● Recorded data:

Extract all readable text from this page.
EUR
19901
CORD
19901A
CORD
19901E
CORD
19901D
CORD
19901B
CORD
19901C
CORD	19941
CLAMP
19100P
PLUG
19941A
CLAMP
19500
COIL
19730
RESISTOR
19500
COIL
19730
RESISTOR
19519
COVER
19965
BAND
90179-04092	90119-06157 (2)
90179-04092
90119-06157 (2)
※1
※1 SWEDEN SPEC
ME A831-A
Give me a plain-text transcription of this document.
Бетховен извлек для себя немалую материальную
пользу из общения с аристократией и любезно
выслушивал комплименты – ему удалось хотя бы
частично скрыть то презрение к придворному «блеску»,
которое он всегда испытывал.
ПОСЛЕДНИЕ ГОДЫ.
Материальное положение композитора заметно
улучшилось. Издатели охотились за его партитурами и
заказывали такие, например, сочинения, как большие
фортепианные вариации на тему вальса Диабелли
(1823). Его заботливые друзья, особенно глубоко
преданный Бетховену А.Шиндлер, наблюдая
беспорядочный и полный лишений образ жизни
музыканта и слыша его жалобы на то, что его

==

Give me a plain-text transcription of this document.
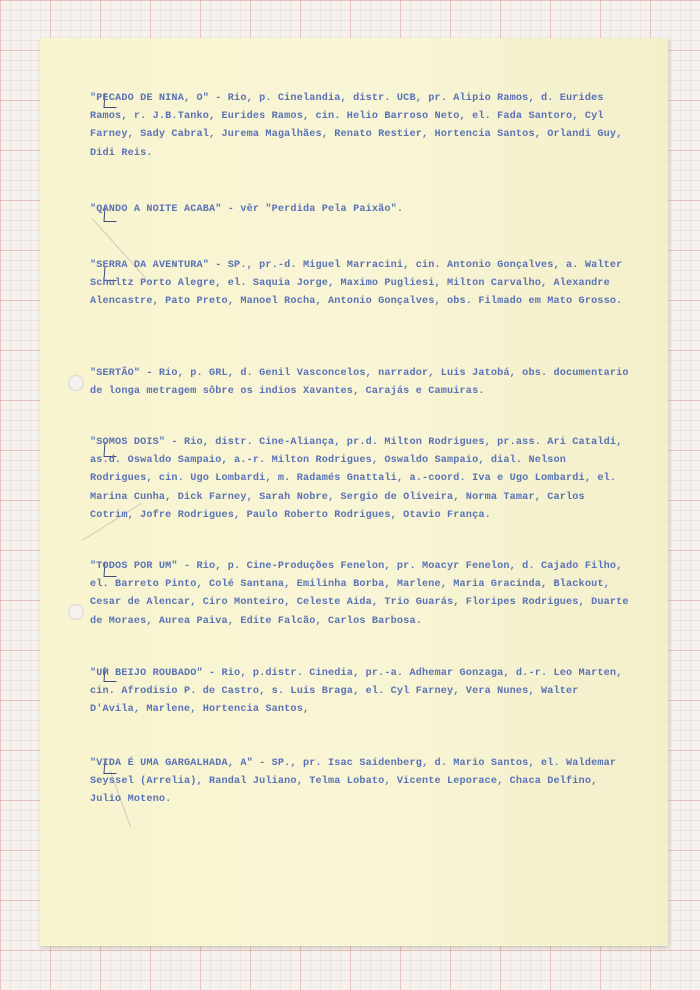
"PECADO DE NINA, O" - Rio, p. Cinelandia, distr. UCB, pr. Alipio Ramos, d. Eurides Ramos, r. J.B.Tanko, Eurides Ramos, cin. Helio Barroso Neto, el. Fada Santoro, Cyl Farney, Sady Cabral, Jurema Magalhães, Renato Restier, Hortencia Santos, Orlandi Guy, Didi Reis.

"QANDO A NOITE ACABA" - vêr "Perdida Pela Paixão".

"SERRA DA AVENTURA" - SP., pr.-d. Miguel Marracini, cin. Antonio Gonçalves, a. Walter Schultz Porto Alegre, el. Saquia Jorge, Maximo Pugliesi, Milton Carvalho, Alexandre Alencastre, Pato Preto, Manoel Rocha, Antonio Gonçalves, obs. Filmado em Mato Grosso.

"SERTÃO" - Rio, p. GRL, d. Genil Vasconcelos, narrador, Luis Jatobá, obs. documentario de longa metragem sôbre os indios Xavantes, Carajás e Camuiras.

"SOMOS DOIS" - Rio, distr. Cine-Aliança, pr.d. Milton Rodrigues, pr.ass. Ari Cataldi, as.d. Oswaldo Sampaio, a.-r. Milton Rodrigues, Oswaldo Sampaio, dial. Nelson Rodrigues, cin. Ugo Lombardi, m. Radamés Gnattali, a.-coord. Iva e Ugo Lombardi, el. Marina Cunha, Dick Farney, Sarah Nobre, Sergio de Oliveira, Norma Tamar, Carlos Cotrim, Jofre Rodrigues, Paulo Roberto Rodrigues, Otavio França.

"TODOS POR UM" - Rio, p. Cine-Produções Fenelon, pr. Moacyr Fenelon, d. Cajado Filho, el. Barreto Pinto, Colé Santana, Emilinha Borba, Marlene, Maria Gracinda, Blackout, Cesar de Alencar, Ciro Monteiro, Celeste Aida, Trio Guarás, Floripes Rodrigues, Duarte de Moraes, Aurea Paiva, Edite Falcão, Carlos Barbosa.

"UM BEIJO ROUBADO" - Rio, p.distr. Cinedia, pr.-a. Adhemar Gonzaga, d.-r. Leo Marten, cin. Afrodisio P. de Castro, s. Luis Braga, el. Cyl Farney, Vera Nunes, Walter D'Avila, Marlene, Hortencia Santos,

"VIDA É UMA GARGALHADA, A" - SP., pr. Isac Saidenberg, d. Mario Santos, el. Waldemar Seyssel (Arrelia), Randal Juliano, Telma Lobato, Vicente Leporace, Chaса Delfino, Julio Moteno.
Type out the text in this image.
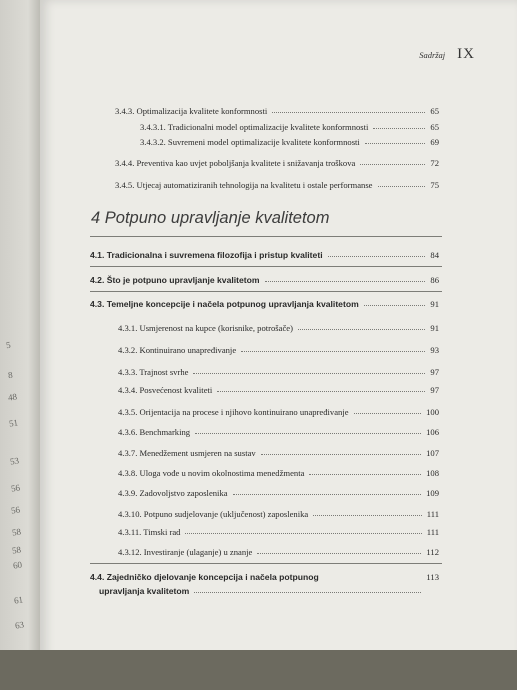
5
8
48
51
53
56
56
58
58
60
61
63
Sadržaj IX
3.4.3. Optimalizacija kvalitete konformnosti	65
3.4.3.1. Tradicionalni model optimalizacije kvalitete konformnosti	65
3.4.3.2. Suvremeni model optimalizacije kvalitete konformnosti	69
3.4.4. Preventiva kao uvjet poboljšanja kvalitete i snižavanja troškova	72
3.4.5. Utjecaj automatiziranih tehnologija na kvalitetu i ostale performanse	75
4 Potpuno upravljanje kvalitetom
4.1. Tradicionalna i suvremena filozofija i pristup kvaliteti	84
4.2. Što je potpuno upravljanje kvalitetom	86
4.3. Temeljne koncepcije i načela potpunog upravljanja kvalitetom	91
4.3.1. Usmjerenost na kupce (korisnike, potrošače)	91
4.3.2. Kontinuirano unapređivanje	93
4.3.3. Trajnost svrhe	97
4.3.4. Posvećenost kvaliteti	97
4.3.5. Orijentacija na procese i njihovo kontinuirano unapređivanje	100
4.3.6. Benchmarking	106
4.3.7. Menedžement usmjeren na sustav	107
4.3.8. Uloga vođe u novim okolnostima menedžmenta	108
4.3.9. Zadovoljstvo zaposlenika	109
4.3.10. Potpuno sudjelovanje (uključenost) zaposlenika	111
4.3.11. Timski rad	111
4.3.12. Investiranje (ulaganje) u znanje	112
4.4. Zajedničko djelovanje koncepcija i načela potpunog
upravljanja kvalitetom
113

● Given task: What is the number of lines above that contain "distr"? Answer with that number only.

● Task answer: 3